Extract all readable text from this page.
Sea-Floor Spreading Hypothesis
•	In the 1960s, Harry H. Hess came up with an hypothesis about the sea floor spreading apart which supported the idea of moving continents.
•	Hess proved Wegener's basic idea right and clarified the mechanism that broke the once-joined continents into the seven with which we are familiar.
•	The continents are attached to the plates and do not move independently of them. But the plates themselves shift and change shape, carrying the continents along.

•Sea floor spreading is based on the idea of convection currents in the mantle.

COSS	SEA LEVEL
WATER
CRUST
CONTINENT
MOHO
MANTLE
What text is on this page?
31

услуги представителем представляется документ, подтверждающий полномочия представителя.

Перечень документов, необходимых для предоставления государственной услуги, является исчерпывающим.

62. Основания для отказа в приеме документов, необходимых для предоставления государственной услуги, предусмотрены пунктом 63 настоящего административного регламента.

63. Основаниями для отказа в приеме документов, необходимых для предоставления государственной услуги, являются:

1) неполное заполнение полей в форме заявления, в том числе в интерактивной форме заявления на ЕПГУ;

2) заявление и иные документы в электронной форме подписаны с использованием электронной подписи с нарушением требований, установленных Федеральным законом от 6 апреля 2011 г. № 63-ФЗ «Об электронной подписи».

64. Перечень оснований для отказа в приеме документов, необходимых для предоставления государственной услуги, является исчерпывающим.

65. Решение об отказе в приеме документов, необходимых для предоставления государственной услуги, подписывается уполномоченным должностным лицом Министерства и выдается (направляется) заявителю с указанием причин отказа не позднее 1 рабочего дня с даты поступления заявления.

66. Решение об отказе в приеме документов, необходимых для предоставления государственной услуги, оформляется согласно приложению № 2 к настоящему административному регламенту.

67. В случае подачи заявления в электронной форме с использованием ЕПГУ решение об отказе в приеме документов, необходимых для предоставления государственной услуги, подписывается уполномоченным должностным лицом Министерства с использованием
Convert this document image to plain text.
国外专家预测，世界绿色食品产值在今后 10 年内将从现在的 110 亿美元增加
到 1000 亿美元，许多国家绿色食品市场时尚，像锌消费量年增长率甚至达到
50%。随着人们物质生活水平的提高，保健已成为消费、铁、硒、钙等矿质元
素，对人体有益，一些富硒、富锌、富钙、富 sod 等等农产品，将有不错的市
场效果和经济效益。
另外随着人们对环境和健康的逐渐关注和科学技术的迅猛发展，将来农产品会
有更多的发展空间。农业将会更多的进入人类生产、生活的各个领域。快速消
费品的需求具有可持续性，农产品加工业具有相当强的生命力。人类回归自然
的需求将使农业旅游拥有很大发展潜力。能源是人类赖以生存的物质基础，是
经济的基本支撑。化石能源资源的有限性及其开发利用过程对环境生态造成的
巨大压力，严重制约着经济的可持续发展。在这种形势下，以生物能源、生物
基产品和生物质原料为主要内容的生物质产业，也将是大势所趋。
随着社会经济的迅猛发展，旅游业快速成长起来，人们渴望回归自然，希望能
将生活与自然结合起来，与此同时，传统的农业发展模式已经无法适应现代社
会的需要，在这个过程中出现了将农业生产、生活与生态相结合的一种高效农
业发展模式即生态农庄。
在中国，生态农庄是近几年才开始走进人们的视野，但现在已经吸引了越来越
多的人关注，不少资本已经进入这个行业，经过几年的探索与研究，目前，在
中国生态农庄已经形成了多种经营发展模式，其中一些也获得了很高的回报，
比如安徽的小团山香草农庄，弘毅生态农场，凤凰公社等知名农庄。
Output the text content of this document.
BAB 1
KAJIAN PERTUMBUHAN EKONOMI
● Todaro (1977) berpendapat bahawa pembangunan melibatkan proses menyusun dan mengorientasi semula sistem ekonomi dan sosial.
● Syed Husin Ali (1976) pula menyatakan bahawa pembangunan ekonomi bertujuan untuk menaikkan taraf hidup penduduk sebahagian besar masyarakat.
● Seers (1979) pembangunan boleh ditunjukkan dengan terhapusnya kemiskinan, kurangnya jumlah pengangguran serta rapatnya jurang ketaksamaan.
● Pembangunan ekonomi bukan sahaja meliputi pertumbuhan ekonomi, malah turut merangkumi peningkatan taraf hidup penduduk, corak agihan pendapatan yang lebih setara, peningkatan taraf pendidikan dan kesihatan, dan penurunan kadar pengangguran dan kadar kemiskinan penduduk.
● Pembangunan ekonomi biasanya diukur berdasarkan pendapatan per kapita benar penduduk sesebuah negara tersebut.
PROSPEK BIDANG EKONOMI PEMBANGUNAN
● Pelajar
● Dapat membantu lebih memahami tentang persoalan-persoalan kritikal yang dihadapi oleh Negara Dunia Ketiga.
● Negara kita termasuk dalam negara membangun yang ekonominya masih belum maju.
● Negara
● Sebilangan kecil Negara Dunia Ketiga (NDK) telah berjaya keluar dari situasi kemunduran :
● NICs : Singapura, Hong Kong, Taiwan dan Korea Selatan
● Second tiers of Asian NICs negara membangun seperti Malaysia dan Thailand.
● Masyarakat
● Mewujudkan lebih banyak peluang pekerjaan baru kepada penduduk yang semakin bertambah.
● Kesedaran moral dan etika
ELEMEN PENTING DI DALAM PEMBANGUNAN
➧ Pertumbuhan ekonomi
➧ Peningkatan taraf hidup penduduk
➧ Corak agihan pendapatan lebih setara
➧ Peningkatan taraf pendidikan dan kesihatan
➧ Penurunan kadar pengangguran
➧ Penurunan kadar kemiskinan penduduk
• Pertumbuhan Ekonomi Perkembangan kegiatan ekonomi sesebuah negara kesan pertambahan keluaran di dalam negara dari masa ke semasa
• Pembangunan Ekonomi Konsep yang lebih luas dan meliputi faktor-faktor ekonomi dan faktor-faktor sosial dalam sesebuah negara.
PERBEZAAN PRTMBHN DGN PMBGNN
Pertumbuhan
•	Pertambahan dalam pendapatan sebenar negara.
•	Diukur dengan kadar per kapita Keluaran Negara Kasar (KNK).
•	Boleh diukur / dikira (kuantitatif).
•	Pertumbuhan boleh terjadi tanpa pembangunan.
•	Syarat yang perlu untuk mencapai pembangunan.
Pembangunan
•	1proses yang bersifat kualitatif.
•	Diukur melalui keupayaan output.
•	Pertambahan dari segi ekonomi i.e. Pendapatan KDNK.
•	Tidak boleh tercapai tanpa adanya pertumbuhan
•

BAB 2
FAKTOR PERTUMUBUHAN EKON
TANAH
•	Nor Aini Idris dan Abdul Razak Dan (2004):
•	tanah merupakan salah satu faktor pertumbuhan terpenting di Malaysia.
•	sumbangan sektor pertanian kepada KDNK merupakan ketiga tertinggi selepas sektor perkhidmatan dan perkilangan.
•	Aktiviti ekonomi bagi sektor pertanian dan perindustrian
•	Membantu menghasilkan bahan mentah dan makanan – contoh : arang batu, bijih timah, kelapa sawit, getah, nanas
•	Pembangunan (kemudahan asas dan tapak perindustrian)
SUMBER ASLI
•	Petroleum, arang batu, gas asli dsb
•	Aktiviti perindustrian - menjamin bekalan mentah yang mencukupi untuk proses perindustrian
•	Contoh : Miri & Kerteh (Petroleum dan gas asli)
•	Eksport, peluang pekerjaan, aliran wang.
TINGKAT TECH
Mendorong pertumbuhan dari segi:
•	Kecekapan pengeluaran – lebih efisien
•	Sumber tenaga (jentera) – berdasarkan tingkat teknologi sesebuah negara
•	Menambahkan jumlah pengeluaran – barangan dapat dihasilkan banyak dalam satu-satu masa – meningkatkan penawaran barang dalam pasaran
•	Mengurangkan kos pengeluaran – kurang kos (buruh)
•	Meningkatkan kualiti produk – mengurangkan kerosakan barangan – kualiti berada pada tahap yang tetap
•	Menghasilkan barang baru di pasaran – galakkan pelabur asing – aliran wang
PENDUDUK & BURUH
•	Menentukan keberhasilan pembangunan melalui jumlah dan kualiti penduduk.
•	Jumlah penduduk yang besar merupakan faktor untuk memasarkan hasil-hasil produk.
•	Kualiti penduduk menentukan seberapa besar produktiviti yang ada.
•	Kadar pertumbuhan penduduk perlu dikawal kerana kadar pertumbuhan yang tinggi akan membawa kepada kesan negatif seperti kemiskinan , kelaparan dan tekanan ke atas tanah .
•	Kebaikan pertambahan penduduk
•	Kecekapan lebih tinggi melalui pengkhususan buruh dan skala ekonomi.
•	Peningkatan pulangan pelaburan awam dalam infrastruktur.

■ ■ ■ ■ ■ ■ ■

What to work on. Collect, from the material above, every line containing the word "perlu".

Worked solution.
•	Syarat yang perlu untuk mencapai pembangunan.
•	Kadar pertumbuhan penduduk perlu dikawal kerana kadar pertumbuhan yang tinggi akan membawa kepada kesan negatif seperti kemiskinan , kelaparan dan tekanan ke atas tanah .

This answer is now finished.